Type out the records that follow, exactly as given.

** Start Data section **

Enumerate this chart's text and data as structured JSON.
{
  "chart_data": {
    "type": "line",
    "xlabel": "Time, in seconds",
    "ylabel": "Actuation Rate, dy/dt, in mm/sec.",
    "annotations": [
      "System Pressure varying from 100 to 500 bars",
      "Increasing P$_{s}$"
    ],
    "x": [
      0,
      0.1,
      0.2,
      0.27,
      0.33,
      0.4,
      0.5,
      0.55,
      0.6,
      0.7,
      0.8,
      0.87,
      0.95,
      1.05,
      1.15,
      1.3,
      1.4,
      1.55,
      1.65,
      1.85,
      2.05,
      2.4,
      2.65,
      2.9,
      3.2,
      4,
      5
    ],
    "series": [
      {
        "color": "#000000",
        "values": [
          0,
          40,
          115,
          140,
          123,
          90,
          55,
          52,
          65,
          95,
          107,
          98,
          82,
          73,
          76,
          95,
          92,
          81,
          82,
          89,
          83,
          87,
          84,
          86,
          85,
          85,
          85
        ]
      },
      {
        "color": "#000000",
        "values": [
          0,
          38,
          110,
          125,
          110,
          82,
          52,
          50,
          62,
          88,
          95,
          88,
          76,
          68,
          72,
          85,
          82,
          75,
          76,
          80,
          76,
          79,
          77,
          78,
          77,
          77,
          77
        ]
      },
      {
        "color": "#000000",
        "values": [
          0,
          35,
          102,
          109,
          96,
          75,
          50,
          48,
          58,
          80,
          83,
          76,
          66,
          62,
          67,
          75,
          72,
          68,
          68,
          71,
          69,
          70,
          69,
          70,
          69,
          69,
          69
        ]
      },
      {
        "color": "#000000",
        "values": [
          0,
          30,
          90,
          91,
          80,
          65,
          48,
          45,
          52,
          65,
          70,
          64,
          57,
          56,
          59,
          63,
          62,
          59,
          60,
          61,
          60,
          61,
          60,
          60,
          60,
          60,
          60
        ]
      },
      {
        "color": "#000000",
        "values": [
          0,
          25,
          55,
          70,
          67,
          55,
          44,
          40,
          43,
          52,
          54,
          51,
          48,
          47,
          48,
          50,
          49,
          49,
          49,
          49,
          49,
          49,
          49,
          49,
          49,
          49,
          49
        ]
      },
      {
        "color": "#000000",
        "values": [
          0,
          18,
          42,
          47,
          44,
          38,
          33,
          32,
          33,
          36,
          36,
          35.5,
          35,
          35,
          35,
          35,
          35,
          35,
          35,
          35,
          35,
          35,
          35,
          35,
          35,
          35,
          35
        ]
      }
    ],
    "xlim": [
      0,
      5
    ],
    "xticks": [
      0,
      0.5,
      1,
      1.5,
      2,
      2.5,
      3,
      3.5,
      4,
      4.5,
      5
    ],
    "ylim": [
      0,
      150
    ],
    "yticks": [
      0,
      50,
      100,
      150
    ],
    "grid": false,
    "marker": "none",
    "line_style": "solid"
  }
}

** End Data section **

Written response
Enumerate this chart's text and data as structured JSON.
{
  "chart_data": {
    "type": "line",
    "xlabel": "Time, in seconds",
    "ylabel": "Actuation Rate, dy/dt, in mm/sec.",
    "annotations": [
      "System Pressure varying from 100 to 500 bars",
      "Increasing P$_{s}$"
    ],
    "x": [
      0,
      0.1,
      0.2,
      0.27,
      0.33,
      0.4,
      0.5,
      0.55,
      0.6,
      0.7,
      0.8,
      0.87,
      0.95,
      1.05,
      1.15,
      1.3,
      1.4,
      1.55,
      1.65,
      1.85,
      2.05,
      2.4,
      2.65,
      2.9,
      3.2,
      4,
      5
    ],
    "series": [
      {
        "color": "#000000",
        "values": [
          0,
          40,
          115,
          140,
          123,
          90,
          55,
          52,
          65,
          95,
          107,
          98,
          82,
          73,
          76,
          95,
          92,
          81,
          82,
          89,
          83,
          87,
          84,
          86,
          85,
          85,
          85
        ]
      },
      {
        "color": "#000000",
        "values": [
          0,
          38,
          110,
          125,
          110,
          82,
          52,
          50,
          62,
          88,
          95,
          88,
          76,
          68,
          72,
          85,
          82,
          75,
          76,
          80,
          76,
          79,
          77,
          78,
          77,
          77,
          77
        ]
      },
      {
        "color": "#000000",
        "values": [
          0,
          35,
          102,
          109,
          96,
          75,
          50,
          48,
          58,
          80,
          83,
          76,
          66,
          62,
          67,
          75,
          72,
          68,
          68,
          71,
          69,
          70,
          69,
          70,
          69,
          69,
          69
        ]
      },
      {
        "color": "#000000",
        "values": [
          0,
          30,
          90,
          91,
          80,
          65,
          48,
          45,
          52,
          65,
          70,
          64,
          57,
          56,
          59,
          63,
          62,
          59,
          60,
          61,
          60,
          61,
          60,
          60,
          60,
          60,
          60
        ]
      },
      {
        "color": "#000000",
        "values": [
          0,
          25,
          55,
          70,
          67,
          55,
          44,
          40,
          43,
          52,
          54,
          51,
          48,
          47,
          48,
          50,
          49,
          49,
          49,
          49,
          49,
          49,
          49,
          49,
          49,
          49,
          49
        ]
      },
      {
        "color": "#000000",
        "values": [
          0,
          18,
          42,
          47,
          44,
          38,
          33,
          32,
          33,
          36,
          36,
          35.5,
          35,
          35,
          35,
          35,
          35,
          35,
          35,
          35,
          35,
          35,
          35,
          35,
          35,
          35,
          35
        ]
      }
    ],
    "xlim": [
      0,
      5
    ],
    "xticks": [
      0,
      0.5,
      1,
      1.5,
      2,
      2.5,
      3,
      3.5,
      4,
      4.5,
      5
    ],
    "ylim": [
      0,
      150
    ],
    "yticks": [
      0,
      50,
      100,
      150
    ],
    "grid": false,
    "marker": "none",
    "line_style": "solid"
  }
}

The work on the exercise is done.